# [Brief]
Restate every line of the material, word for word.

--- Provided entries ---

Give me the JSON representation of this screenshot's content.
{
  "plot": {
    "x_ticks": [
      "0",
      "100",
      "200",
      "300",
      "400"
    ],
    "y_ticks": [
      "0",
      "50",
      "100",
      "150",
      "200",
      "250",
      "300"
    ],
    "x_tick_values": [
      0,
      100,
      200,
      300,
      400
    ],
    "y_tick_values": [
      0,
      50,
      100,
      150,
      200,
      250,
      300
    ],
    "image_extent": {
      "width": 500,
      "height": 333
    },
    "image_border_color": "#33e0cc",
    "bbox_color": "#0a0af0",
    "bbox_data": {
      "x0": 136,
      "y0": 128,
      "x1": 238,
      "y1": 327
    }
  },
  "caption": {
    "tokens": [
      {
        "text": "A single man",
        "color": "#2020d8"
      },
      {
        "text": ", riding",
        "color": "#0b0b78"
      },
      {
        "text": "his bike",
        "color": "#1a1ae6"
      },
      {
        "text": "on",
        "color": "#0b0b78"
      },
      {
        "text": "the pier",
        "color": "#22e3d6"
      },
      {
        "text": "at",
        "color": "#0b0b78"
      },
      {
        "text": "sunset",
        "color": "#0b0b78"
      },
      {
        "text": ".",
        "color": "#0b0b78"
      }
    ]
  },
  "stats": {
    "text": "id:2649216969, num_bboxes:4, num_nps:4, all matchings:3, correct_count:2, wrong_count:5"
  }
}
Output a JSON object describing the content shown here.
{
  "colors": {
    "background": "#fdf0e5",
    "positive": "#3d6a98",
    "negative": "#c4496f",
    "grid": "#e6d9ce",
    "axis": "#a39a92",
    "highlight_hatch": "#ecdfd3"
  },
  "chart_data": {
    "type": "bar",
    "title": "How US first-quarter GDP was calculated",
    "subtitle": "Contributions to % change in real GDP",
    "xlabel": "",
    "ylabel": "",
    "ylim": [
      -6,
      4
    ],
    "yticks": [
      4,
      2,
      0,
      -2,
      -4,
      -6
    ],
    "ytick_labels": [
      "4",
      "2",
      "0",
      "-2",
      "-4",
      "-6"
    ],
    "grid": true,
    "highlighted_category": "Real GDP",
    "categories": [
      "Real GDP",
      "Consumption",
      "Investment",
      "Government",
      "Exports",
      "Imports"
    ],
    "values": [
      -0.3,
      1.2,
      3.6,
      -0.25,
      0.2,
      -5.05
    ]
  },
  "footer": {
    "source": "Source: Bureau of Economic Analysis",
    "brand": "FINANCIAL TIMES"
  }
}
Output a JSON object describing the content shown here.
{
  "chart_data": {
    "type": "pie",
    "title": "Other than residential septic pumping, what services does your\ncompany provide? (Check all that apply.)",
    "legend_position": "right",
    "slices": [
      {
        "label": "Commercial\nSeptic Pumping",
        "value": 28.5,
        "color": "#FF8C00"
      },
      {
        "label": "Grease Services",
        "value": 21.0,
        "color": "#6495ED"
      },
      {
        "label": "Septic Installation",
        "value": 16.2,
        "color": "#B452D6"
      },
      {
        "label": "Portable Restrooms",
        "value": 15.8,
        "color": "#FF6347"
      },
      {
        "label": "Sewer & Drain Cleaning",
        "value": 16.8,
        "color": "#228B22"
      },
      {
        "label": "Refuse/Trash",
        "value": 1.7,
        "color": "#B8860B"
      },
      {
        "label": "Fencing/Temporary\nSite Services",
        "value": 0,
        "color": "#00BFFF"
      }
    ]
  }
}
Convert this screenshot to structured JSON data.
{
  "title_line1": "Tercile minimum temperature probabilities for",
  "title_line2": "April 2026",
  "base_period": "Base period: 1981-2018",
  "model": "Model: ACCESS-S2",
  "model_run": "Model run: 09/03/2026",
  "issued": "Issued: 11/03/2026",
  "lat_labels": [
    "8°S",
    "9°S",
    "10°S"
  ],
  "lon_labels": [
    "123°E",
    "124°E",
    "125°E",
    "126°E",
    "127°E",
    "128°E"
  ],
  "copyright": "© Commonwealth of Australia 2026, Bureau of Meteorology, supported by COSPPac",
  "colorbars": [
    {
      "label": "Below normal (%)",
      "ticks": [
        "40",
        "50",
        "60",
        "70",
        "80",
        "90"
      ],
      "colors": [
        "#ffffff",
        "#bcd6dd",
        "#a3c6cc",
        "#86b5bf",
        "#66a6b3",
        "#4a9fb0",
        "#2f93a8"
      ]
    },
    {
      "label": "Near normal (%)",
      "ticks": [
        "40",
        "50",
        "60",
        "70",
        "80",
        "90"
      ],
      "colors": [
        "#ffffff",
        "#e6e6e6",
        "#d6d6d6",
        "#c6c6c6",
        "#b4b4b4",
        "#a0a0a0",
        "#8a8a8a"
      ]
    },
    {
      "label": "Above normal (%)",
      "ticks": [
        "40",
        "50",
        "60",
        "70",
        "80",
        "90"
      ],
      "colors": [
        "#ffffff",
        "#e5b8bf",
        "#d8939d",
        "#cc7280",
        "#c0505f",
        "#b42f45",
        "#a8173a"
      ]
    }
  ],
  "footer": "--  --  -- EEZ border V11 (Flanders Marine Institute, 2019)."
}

---

# [Solution to the exercise]
Give me the JSON representation of this screenshot's content.
{
  "plot": {
    "x_ticks": [
      "0",
      "100",
      "200",
      "300",
      "400"
    ],
    "y_ticks": [
      "0",
      "50",
      "100",
      "150",
      "200",
      "250",
      "300"
    ],
    "x_tick_values": [
      0,
      100,
      200,
      300,
      400
    ],
    "y_tick_values": [
      0,
      50,
      100,
      150,
      200,
      250,
      300
    ],
    "image_extent": {
      "width": 500,
      "height": 333
    },
    "image_border_color": "#33e0cc",
    "bbox_color": "#0a0af0",
    "bbox_data": {
      "x0": 136,
      "y0": 128,
      "x1": 238,
      "y1": 327
    }
  },
  "caption": {
    "tokens": [
      {
        "text": "A single man",
        "color": "#2020d8"
      },
      {
        "text": ", riding",
        "color": "#0b0b78"
      },
      {
        "text": "his bike",
        "color": "#1a1ae6"
      },
      {
        "text": "on",
        "color": "#0b0b78"
      },
      {
        "text": "the pier",
        "color": "#22e3d6"
      },
      {
        "text": "at",
        "color": "#0b0b78"
      },
      {
        "text": "sunset",
        "color": "#0b0b78"
      },
      {
        "text": ".",
        "color": "#0b0b78"
      }
    ]
  },
  "stats": {
    "text": "id:2649216969, num_bboxes:4, num_nps:4, all matchings:3, correct_count:2, wrong_count:5"
  }
}
Output a JSON object describing the content shown here.
{
  "colors": {
    "background": "#fdf0e5",
    "positive": "#3d6a98",
    "negative": "#c4496f",
    "grid": "#e6d9ce",
    "axis": "#a39a92",
    "highlight_hatch": "#ecdfd3"
  },
  "chart_data": {
    "type": "bar",
    "title": "How US first-quarter GDP was calculated",
    "subtitle": "Contributions to % change in real GDP",
    "xlabel": "",
    "ylabel": "",
    "ylim": [
      -6,
      4
    ],
    "yticks": [
      4,
      2,
      0,
      -2,
      -4,
      -6
    ],
    "ytick_labels": [
      "4",
      "2",
      "0",
      "-2",
      "-4",
      "-6"
    ],
    "grid": true,
    "highlighted_category": "Real GDP",
    "categories": [
      "Real GDP",
      "Consumption",
      "Investment",
      "Government",
      "Exports",
      "Imports"
    ],
    "values": [
      -0.3,
      1.2,
      3.6,
      -0.25,
      0.2,
      -5.05
    ]
  },
  "footer": {
    "source": "Source: Bureau of Economic Analysis",
    "brand": "FINANCIAL TIMES"
  }
}
Output a JSON object describing the content shown here.
{
  "chart_data": {
    "type": "pie",
    "title": "Other than residential septic pumping, what services does your\ncompany provide? (Check all that apply.)",
    "legend_position": "right",
    "slices": [
      {
        "label": "Commercial\nSeptic Pumping",
        "value": 28.5,
        "color": "#FF8C00"
      },
      {
        "label": "Grease Services",
        "value": 21.0,
        "color": "#6495ED"
      },
      {
        "label": "Septic Installation",
        "value": 16.2,
        "color": "#B452D6"
      },
      {
        "label": "Portable Restrooms",
        "value": 15.8,
        "color": "#FF6347"
      },
      {
        "label": "Sewer & Drain Cleaning",
        "value": 16.8,
        "color": "#228B22"
      },
      {
        "label": "Refuse/Trash",
        "value": 1.7,
        "color": "#B8860B"
      },
      {
        "label": "Fencing/Temporary\nSite Services",
        "value": 0,
        "color": "#00BFFF"
      }
    ]
  }
}
Convert this screenshot to structured JSON data.
{
  "title_line1": "Tercile minimum temperature probabilities for",
  "title_line2": "April 2026",
  "base_period": "Base period: 1981-2018",
  "model": "Model: ACCESS-S2",
  "model_run": "Model run: 09/03/2026",
  "issued": "Issued: 11/03/2026",
  "lat_labels": [
    "8°S",
    "9°S",
    "10°S"
  ],
  "lon_labels": [
    "123°E",
    "124°E",
    "125°E",
    "126°E",
    "127°E",
    "128°E"
  ],
  "copyright": "© Commonwealth of Australia 2026, Bureau of Meteorology, supported by COSPPac",
  "colorbars": [
    {
      "label": "Below normal (%)",
      "ticks": [
        "40",
        "50",
        "60",
        "70",
        "80",
        "90"
      ],
      "colors": [
        "#ffffff",
        "#bcd6dd",
        "#a3c6cc",
        "#86b5bf",
        "#66a6b3",
        "#4a9fb0",
        "#2f93a8"
      ]
    },
    {
      "label": "Near normal (%)",
      "ticks": [
        "40",
        "50",
        "60",
        "70",
        "80",
        "90"
      ],
      "colors": [
        "#ffffff",
        "#e6e6e6",
        "#d6d6d6",
        "#c6c6c6",
        "#b4b4b4",
        "#a0a0a0",
        "#8a8a8a"
      ]
    },
    {
      "label": "Above normal (%)",
      "ticks": [
        "40",
        "50",
        "60",
        "70",
        "80",
        "90"
      ],
      "colors": [
        "#ffffff",
        "#e5b8bf",
        "#d8939d",
        "#cc7280",
        "#c0505f",
        "#b42f45",
        "#a8173a"
      ]
    }
  ],
  "footer": "--  --  -- EEZ border V11 (Flanders Marine Institute, 2019)."
}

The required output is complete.